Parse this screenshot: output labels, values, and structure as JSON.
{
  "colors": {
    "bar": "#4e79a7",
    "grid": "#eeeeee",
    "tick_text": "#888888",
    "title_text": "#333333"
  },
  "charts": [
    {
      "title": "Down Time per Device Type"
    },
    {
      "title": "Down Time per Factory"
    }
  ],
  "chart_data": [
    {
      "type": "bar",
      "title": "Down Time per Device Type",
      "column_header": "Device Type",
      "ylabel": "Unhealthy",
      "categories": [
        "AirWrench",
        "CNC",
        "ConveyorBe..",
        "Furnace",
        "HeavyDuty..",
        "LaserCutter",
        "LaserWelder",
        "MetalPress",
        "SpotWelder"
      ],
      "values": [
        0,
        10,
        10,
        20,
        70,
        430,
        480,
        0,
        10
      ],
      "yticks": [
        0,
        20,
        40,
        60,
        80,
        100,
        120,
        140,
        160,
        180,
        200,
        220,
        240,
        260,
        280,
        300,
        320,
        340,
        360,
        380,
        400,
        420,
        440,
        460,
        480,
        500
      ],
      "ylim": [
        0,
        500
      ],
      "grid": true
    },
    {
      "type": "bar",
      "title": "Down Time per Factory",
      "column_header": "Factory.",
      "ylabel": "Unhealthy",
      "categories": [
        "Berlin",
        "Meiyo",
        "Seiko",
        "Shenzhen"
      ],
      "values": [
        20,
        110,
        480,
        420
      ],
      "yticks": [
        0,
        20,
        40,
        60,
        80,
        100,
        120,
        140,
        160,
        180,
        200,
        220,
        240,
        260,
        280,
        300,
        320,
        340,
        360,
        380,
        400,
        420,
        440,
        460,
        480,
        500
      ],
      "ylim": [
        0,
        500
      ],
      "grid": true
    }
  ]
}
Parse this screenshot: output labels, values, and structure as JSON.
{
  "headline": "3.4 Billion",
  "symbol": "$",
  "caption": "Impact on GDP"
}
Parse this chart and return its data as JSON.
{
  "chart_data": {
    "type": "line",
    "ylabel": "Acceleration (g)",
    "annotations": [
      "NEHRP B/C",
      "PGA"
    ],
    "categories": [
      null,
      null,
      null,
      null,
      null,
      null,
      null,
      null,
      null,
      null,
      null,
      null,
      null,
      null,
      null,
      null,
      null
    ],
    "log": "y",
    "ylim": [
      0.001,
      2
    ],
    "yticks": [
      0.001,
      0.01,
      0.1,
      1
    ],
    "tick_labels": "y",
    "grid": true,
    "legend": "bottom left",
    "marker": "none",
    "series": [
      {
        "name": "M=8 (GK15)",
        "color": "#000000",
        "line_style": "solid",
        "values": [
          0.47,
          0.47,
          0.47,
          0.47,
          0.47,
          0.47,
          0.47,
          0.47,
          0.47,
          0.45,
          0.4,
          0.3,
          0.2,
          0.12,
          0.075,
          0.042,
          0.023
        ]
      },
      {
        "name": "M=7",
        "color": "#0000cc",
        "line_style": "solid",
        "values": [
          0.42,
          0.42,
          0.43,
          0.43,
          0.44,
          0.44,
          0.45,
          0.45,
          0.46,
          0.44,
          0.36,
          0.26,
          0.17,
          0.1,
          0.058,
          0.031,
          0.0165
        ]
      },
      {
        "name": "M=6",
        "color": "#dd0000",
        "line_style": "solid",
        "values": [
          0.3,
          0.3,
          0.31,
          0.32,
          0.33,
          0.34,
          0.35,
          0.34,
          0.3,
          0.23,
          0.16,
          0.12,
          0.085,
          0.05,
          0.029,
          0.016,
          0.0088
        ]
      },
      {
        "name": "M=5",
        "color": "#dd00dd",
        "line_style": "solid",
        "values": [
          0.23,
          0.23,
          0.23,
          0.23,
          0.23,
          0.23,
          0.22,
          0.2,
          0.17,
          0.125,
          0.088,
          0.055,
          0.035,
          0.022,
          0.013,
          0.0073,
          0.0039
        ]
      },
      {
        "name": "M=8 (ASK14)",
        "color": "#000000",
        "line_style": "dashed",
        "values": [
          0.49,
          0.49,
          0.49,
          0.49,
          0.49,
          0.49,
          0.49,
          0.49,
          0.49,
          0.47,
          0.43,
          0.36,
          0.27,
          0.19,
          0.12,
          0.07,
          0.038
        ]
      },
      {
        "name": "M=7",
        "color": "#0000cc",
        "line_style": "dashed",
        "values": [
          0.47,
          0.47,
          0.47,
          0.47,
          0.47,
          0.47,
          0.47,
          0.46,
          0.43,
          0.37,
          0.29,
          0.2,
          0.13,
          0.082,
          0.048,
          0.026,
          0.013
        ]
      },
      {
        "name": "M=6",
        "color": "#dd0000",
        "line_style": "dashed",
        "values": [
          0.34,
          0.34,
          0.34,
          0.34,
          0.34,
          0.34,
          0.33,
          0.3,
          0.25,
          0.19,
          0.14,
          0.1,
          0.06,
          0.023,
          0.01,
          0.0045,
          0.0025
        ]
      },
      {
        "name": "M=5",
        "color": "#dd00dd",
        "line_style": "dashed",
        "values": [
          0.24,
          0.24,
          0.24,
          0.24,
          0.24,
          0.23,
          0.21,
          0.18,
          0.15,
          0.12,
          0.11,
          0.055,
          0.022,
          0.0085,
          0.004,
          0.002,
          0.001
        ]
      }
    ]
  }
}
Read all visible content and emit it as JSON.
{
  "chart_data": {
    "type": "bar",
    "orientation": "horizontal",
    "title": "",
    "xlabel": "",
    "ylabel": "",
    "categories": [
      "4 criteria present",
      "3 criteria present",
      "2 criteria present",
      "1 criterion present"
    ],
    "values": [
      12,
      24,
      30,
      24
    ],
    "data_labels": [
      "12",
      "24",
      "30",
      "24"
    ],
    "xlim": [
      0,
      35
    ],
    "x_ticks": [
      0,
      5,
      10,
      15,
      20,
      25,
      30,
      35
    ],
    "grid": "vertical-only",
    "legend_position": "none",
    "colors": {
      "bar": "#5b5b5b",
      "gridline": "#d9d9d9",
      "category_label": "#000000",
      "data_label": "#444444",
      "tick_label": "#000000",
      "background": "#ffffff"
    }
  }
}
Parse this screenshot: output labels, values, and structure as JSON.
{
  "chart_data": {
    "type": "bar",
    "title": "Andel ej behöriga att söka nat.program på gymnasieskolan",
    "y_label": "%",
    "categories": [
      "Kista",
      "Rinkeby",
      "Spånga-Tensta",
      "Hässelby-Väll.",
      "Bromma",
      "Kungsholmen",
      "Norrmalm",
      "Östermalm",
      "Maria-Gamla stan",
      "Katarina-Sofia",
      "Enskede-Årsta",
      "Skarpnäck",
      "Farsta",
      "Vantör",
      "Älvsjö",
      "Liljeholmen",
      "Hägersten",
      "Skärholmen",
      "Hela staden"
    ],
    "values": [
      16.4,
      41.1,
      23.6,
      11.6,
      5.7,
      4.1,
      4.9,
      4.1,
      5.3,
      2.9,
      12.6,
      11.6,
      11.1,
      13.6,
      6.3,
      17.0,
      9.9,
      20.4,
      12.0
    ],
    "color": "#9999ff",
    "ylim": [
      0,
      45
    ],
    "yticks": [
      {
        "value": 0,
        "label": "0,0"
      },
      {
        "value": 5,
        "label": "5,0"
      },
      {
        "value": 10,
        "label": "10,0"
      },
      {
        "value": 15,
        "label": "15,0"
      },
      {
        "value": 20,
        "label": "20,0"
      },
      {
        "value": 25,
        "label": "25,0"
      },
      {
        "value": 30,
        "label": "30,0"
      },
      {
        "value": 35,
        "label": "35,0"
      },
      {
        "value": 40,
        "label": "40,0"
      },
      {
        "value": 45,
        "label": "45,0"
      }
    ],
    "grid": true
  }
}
·····
→ **Written task**
Report how many lines of the data contain the word "Down", using the number alone.

→ **Output for this task**
4